--- Begin Extracted entries ---

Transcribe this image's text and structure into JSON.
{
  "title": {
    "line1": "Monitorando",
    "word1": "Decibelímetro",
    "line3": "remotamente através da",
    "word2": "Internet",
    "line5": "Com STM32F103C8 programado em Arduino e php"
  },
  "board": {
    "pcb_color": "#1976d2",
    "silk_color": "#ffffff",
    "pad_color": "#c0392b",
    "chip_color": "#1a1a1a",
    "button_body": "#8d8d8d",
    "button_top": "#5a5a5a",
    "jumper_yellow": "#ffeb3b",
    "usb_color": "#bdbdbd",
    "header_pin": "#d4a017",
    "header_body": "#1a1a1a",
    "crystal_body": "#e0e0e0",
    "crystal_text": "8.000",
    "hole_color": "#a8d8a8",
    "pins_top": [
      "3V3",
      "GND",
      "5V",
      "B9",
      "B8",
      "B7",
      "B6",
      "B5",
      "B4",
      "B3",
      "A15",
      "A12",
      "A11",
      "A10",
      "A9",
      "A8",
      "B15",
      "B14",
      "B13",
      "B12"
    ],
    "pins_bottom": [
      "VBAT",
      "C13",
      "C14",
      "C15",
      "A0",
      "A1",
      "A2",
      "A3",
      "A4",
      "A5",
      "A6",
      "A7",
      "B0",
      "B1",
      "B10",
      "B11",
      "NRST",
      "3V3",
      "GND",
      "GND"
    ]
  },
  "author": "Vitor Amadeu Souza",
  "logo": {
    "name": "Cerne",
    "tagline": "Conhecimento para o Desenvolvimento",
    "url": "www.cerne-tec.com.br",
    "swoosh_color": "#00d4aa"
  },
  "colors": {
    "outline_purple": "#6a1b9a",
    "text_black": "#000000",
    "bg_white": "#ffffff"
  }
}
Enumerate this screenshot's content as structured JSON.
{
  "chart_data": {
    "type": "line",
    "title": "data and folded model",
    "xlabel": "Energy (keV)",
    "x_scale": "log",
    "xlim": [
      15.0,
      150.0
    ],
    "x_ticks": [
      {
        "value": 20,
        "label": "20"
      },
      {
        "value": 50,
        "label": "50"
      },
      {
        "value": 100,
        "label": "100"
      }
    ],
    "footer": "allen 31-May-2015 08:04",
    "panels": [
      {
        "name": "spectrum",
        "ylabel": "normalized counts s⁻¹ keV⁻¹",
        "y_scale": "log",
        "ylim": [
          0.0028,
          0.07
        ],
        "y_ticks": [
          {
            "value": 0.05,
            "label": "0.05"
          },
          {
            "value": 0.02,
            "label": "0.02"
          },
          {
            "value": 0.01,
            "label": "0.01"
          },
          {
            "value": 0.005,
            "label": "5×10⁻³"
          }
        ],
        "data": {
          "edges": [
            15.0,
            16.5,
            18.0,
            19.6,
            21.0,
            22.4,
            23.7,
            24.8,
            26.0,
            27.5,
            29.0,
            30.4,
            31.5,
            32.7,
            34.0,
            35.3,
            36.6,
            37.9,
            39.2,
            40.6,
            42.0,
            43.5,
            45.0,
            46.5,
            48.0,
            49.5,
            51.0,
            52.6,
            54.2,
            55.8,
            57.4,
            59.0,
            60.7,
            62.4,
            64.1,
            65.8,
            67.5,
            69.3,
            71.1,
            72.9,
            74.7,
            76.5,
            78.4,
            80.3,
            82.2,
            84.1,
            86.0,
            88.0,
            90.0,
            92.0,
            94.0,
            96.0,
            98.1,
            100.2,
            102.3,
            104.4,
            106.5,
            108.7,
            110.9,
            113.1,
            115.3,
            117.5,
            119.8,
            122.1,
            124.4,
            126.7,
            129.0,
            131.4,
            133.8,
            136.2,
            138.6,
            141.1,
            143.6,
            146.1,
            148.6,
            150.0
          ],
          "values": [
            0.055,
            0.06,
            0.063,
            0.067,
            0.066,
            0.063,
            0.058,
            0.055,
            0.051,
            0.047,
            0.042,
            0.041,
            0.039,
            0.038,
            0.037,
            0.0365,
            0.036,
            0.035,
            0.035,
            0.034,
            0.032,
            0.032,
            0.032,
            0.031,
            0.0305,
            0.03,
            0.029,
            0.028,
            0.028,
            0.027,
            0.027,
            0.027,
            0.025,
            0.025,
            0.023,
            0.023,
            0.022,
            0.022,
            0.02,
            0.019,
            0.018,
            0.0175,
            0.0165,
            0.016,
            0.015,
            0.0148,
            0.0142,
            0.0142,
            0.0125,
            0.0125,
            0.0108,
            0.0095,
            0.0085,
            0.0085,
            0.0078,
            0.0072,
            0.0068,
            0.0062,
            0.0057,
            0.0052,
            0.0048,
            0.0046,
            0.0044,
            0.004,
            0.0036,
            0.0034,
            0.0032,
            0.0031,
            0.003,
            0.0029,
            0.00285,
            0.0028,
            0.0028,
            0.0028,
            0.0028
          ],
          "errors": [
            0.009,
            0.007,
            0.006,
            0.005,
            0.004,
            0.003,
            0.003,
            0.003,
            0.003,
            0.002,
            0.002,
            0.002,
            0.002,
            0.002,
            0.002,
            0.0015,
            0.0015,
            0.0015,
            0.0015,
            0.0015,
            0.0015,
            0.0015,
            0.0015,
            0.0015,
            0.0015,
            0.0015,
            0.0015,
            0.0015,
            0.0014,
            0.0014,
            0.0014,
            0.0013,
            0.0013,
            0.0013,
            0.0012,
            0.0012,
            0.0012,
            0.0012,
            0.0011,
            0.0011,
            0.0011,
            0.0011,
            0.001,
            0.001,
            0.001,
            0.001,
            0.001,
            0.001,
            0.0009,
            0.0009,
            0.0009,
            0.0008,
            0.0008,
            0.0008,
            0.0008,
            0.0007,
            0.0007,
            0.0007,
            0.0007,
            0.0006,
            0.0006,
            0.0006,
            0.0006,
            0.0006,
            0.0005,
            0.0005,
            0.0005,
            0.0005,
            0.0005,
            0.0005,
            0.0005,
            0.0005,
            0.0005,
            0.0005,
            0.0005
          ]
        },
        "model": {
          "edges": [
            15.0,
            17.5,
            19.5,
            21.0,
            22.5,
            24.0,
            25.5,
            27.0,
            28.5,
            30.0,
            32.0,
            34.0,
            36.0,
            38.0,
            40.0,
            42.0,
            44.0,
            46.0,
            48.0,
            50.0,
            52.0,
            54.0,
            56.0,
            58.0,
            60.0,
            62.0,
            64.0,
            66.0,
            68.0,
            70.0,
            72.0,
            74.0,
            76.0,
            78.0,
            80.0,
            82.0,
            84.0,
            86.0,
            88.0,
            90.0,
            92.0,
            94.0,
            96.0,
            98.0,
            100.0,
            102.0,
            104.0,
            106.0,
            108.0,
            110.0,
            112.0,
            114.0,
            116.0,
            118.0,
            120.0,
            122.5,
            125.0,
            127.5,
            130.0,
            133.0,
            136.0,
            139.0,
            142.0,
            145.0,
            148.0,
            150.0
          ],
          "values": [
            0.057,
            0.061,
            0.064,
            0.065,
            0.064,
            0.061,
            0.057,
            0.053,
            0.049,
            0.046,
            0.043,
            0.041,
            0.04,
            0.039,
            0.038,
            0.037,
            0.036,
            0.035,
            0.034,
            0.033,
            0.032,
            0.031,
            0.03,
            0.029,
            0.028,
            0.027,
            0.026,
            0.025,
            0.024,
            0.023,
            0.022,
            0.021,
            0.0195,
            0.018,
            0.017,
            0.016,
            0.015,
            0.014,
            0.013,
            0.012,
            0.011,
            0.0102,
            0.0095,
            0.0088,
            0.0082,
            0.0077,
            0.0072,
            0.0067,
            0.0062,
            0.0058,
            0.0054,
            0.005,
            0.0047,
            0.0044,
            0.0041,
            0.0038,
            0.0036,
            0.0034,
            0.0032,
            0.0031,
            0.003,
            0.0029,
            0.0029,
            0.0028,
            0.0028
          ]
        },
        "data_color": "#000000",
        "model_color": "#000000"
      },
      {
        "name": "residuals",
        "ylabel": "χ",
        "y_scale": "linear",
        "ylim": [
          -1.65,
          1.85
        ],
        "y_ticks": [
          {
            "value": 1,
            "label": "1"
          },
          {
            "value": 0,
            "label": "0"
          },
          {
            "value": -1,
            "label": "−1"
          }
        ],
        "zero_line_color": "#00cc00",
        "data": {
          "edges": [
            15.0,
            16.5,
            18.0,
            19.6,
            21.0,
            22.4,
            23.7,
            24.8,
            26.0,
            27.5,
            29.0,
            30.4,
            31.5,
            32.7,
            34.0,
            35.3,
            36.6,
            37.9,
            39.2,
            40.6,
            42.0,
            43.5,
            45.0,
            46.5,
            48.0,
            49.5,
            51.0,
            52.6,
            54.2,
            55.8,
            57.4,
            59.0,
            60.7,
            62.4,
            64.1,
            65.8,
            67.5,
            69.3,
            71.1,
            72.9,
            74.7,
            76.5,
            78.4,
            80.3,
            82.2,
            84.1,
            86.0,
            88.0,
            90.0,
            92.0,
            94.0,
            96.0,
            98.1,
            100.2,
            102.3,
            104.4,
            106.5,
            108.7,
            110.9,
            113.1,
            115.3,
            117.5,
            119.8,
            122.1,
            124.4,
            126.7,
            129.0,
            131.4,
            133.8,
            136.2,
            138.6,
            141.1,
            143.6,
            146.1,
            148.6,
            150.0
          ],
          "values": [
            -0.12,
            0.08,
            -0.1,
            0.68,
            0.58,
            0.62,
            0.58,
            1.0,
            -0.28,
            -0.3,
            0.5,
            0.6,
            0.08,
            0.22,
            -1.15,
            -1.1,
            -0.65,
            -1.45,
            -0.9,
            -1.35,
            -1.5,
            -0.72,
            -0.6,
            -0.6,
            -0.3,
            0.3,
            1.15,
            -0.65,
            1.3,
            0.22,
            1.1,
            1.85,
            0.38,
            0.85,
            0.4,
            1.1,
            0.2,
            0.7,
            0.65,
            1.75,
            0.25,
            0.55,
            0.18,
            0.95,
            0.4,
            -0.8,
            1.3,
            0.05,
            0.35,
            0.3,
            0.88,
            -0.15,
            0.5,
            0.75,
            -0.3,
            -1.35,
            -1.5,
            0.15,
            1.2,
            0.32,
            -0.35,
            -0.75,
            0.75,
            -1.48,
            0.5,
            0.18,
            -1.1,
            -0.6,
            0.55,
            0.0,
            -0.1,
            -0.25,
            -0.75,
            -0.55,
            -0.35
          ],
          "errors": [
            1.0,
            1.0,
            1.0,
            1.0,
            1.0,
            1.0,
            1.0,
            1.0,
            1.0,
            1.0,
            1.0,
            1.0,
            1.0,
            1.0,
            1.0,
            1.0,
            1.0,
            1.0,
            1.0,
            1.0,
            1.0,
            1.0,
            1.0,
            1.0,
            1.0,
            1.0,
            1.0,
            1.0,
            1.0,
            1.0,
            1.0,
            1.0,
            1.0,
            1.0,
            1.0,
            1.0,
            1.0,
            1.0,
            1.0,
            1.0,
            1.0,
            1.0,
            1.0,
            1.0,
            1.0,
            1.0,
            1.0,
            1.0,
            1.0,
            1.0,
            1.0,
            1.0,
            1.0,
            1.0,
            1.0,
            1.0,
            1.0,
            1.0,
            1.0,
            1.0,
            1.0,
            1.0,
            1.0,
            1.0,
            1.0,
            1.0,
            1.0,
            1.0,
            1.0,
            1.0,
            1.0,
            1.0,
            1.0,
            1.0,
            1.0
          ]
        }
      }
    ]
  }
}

--- End Extracted entries ---

● **Your objective**
From the material above, copy each line that includes the word "this".

● **Task result**
Transcribe this image's text and structure into JSON.
Enumerate this screenshot's content as structured JSON.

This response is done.